THE EXERCISE — In full and without alteration, give the listing again.

Records excerpted from a collection:
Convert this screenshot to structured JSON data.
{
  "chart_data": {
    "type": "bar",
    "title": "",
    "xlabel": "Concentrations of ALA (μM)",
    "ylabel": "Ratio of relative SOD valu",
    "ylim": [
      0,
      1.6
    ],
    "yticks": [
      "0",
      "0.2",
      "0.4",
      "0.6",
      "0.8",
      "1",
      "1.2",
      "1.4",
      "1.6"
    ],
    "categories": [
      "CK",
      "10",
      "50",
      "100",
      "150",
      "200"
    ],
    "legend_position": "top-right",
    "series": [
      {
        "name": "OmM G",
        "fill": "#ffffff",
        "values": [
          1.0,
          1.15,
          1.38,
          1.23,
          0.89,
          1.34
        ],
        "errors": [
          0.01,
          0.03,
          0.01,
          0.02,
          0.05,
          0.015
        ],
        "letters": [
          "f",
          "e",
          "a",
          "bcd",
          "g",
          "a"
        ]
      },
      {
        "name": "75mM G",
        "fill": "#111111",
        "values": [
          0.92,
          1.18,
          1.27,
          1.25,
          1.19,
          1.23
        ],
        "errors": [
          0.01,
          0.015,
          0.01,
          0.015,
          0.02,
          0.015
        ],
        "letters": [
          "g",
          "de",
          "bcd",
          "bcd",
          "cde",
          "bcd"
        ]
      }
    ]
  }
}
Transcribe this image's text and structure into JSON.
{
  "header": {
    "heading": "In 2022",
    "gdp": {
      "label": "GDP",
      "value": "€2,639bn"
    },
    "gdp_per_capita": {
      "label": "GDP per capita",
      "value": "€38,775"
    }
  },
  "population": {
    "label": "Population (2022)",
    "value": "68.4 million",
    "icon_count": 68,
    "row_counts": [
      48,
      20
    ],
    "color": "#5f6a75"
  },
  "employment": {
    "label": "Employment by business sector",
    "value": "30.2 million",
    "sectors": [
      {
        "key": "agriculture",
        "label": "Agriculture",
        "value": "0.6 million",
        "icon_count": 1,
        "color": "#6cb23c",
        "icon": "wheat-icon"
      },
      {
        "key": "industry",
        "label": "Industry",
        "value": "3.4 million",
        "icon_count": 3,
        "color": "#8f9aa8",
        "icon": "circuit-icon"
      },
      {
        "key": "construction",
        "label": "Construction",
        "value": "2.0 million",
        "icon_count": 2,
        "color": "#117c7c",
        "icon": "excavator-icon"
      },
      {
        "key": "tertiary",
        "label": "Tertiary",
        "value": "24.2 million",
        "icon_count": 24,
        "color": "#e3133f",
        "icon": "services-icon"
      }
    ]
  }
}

SOLUTION TO THE PROBLEM —
Convert this screenshot to structured JSON data.
{
  "chart_data": {
    "type": "bar",
    "title": "",
    "xlabel": "Concentrations of ALA (μM)",
    "ylabel": "Ratio of relative SOD valu",
    "ylim": [
      0,
      1.6
    ],
    "yticks": [
      "0",
      "0.2",
      "0.4",
      "0.6",
      "0.8",
      "1",
      "1.2",
      "1.4",
      "1.6"
    ],
    "categories": [
      "CK",
      "10",
      "50",
      "100",
      "150",
      "200"
    ],
    "legend_position": "top-right",
    "series": [
      {
        "name": "OmM G",
        "fill": "#ffffff",
        "values": [
          1.0,
          1.15,
          1.38,
          1.23,
          0.89,
          1.34
        ],
        "errors": [
          0.01,
          0.03,
          0.01,
          0.02,
          0.05,
          0.015
        ],
        "letters": [
          "f",
          "e",
          "a",
          "bcd",
          "g",
          "a"
        ]
      },
      {
        "name": "75mM G",
        "fill": "#111111",
        "values": [
          0.92,
          1.18,
          1.27,
          1.25,
          1.19,
          1.23
        ],
        "errors": [
          0.01,
          0.015,
          0.01,
          0.015,
          0.02,
          0.015
        ],
        "letters": [
          "g",
          "de",
          "bcd",
          "bcd",
          "cde",
          "bcd"
        ]
      }
    ]
  }
}
Transcribe this image's text and structure into JSON.
{
  "header": {
    "heading": "In 2022",
    "gdp": {
      "label": "GDP",
      "value": "€2,639bn"
    },
    "gdp_per_capita": {
      "label": "GDP per capita",
      "value": "€38,775"
    }
  },
  "population": {
    "label": "Population (2022)",
    "value": "68.4 million",
    "icon_count": 68,
    "row_counts": [
      48,
      20
    ],
    "color": "#5f6a75"
  },
  "employment": {
    "label": "Employment by business sector",
    "value": "30.2 million",
    "sectors": [
      {
        "key": "agriculture",
        "label": "Agriculture",
        "value": "0.6 million",
        "icon_count": 1,
        "color": "#6cb23c",
        "icon": "wheat-icon"
      },
      {
        "key": "industry",
        "label": "Industry",
        "value": "3.4 million",
        "icon_count": 3,
        "color": "#8f9aa8",
        "icon": "circuit-icon"
      },
      {
        "key": "construction",
        "label": "Construction",
        "value": "2.0 million",
        "icon_count": 2,
        "color": "#117c7c",
        "icon": "excavator-icon"
      },
      {
        "key": "tertiary",
        "label": "Tertiary",
        "value": "24.2 million",
        "icon_count": 24,
        "color": "#e3133f",
        "icon": "services-icon"
      }
    ]
  }
}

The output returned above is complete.